[Collected data]
>> Begin
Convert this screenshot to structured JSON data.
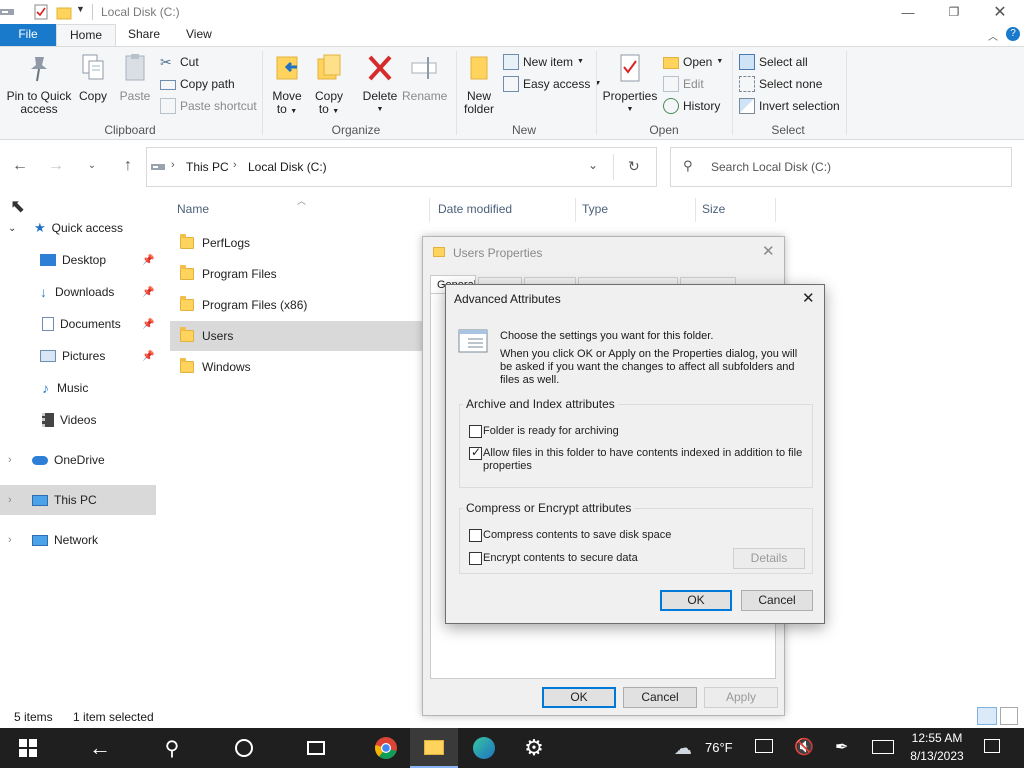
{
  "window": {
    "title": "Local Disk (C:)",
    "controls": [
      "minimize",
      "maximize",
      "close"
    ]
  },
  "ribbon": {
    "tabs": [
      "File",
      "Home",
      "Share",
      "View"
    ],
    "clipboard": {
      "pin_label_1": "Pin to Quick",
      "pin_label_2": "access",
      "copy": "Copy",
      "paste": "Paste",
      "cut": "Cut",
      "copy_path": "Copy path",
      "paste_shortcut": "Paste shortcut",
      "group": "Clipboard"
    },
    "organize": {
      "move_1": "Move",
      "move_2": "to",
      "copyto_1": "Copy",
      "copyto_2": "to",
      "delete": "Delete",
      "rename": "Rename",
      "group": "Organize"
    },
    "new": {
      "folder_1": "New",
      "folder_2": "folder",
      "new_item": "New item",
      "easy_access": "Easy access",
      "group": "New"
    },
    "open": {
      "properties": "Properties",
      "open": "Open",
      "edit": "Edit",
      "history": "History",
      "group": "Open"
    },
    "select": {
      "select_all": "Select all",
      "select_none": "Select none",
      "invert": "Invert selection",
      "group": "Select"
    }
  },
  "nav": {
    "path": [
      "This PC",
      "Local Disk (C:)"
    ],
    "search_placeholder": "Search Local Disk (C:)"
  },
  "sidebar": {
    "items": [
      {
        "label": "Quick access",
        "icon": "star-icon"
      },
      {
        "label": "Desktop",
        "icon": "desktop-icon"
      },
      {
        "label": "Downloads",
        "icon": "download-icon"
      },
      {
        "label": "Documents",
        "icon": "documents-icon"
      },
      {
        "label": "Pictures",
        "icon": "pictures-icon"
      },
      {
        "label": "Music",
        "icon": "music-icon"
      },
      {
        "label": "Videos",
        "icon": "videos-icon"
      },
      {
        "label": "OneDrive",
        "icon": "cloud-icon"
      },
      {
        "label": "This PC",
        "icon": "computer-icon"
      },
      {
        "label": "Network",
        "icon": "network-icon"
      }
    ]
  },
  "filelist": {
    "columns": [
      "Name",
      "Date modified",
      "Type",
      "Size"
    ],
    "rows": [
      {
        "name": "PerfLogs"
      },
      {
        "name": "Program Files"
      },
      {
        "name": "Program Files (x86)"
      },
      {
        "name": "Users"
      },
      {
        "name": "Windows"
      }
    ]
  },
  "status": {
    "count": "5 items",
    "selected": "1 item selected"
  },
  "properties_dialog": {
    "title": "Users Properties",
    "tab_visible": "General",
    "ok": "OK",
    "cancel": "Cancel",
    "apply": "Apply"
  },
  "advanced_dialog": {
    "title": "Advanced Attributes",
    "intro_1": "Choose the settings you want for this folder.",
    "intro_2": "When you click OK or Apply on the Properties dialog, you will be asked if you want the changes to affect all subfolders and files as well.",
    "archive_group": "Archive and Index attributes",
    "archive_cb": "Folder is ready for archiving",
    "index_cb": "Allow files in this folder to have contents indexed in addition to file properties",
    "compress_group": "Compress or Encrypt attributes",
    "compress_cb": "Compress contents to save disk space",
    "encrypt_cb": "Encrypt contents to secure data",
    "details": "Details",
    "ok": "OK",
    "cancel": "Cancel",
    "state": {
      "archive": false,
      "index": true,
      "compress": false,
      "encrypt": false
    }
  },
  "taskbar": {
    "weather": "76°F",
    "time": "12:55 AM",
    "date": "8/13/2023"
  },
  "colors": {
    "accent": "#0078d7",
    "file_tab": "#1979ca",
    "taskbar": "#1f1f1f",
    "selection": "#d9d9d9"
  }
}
>> End
>> Begin
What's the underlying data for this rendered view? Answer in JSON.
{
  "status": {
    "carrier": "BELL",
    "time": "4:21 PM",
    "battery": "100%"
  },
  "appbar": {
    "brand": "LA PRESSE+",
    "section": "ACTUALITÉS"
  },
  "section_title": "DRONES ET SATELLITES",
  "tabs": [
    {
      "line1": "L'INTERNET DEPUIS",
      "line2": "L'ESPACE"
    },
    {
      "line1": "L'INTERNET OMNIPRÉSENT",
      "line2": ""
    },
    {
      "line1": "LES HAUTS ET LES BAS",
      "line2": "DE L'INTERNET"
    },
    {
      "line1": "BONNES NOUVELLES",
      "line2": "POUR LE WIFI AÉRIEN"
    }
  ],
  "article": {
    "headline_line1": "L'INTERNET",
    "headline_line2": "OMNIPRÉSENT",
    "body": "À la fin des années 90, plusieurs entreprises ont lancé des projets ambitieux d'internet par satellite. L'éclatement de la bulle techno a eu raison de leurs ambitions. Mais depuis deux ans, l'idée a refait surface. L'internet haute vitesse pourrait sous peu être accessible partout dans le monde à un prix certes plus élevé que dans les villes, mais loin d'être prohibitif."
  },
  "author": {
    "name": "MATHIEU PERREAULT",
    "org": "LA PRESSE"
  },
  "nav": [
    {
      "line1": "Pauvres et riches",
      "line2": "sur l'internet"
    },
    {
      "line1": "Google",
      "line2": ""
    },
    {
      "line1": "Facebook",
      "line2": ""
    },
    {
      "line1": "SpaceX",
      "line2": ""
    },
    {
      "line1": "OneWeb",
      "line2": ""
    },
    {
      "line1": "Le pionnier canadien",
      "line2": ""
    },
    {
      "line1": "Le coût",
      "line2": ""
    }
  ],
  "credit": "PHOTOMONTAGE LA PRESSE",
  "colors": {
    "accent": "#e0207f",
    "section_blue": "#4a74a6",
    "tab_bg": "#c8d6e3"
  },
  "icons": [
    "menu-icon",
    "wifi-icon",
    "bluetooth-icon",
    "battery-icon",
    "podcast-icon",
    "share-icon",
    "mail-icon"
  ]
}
>> End
>> Begin
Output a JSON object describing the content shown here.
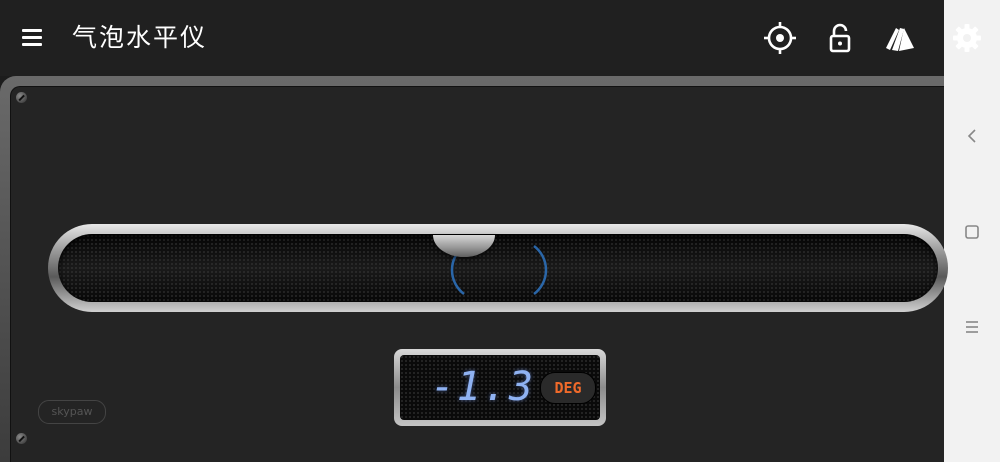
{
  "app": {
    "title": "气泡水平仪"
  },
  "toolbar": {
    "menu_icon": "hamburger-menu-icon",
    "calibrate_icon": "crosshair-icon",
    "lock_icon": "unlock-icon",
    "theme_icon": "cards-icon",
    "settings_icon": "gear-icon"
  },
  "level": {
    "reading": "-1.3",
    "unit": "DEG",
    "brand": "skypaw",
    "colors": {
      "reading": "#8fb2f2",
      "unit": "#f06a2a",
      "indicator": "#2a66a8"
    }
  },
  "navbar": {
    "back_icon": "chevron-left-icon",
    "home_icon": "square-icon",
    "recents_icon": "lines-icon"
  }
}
>> End
TASK TO CARRY OUT
From the listing above, copy every line that holds the string "JSON".

IN RESPONSE
Convert this screenshot to structured JSON data.
What's the underlying data for this rendered view? Answer in JSON.
Output a JSON object describing the content shown here.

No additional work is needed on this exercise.